▶ **Given problem**: Provide an exact reproduction of every entry.

▶ **Working data**:
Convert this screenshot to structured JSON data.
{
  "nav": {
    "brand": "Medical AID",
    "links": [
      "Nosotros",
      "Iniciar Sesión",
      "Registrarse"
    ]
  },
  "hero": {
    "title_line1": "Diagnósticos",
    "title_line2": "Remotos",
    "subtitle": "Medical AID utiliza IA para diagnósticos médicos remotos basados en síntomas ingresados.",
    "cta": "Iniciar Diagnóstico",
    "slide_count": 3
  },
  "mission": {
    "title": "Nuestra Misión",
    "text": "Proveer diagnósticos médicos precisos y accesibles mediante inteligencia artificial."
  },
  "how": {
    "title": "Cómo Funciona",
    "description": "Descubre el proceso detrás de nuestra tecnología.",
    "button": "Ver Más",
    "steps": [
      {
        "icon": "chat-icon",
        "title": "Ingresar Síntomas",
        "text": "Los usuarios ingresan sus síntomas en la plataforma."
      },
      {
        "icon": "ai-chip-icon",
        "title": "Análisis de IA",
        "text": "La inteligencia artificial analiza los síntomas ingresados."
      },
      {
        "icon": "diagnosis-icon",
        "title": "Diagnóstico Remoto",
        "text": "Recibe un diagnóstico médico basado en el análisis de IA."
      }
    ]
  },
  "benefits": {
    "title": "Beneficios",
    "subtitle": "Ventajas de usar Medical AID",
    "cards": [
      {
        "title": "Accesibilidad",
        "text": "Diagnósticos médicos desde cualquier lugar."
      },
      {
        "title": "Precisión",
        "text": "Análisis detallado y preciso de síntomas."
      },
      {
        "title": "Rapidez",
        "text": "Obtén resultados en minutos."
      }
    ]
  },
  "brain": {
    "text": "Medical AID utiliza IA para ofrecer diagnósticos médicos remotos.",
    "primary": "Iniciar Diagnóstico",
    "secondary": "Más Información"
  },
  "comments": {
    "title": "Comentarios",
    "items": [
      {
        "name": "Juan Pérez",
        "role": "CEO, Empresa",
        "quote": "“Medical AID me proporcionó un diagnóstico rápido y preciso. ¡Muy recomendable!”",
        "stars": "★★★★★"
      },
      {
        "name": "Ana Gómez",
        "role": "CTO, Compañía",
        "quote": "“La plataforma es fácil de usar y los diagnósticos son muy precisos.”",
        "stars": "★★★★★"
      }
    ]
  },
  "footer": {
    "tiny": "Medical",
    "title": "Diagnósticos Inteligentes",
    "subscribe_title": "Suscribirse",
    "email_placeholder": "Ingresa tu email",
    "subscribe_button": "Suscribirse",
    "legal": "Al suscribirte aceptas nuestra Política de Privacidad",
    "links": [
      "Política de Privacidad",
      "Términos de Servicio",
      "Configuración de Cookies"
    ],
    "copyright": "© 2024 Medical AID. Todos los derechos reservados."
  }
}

▶ **Completed task**:
Convert this screenshot to structured JSON data.
{
  "nav": {
    "brand": "Medical AID",
    "links": [
      "Nosotros",
      "Iniciar Sesión",
      "Registrarse"
    ]
  },
  "hero": {
    "title_line1": "Diagnósticos",
    "title_line2": "Remotos",
    "subtitle": "Medical AID utiliza IA para diagnósticos médicos remotos basados en síntomas ingresados.",
    "cta": "Iniciar Diagnóstico",
    "slide_count": 3
  },
  "mission": {
    "title": "Nuestra Misión",
    "text": "Proveer diagnósticos médicos precisos y accesibles mediante inteligencia artificial."
  },
  "how": {
    "title": "Cómo Funciona",
    "description": "Descubre el proceso detrás de nuestra tecnología.",
    "button": "Ver Más",
    "steps": [
      {
        "icon": "chat-icon",
        "title": "Ingresar Síntomas",
        "text": "Los usuarios ingresan sus síntomas en la plataforma."
      },
      {
        "icon": "ai-chip-icon",
        "title": "Análisis de IA",
        "text": "La inteligencia artificial analiza los síntomas ingresados."
      },
      {
        "icon": "diagnosis-icon",
        "title": "Diagnóstico Remoto",
        "text": "Recibe un diagnóstico médico basado en el análisis de IA."
      }
    ]
  },
  "benefits": {
    "title": "Beneficios",
    "subtitle": "Ventajas de usar Medical AID",
    "cards": [
      {
        "title": "Accesibilidad",
        "text": "Diagnósticos médicos desde cualquier lugar."
      },
      {
        "title": "Precisión",
        "text": "Análisis detallado y preciso de síntomas."
      },
      {
        "title": "Rapidez",
        "text": "Obtén resultados en minutos."
      }
    ]
  },
  "brain": {
    "text": "Medical AID utiliza IA para ofrecer diagnósticos médicos remotos.",
    "primary": "Iniciar Diagnóstico",
    "secondary": "Más Información"
  },
  "comments": {
    "title": "Comentarios",
    "items": [
      {
        "name": "Juan Pérez",
        "role": "CEO, Empresa",
        "quote": "“Medical AID me proporcionó un diagnóstico rápido y preciso. ¡Muy recomendable!”",
        "stars": "★★★★★"
      },
      {
        "name": "Ana Gómez",
        "role": "CTO, Compañía",
        "quote": "“La plataforma es fácil de usar y los diagnósticos son muy precisos.”",
        "stars": "★★★★★"
      }
    ]
  },
  "footer": {
    "tiny": "Medical",
    "title": "Diagnósticos Inteligentes",
    "subscribe_title": "Suscribirse",
    "email_placeholder": "Ingresa tu email",
    "subscribe_button": "Suscribirse",
    "legal": "Al suscribirte aceptas nuestra Política de Privacidad",
    "links": [
      "Política de Privacidad",
      "Términos de Servicio",
      "Configuración de Cookies"
    ],
    "copyright": "© 2024 Medical AID. Todos los derechos reservados."
  }
}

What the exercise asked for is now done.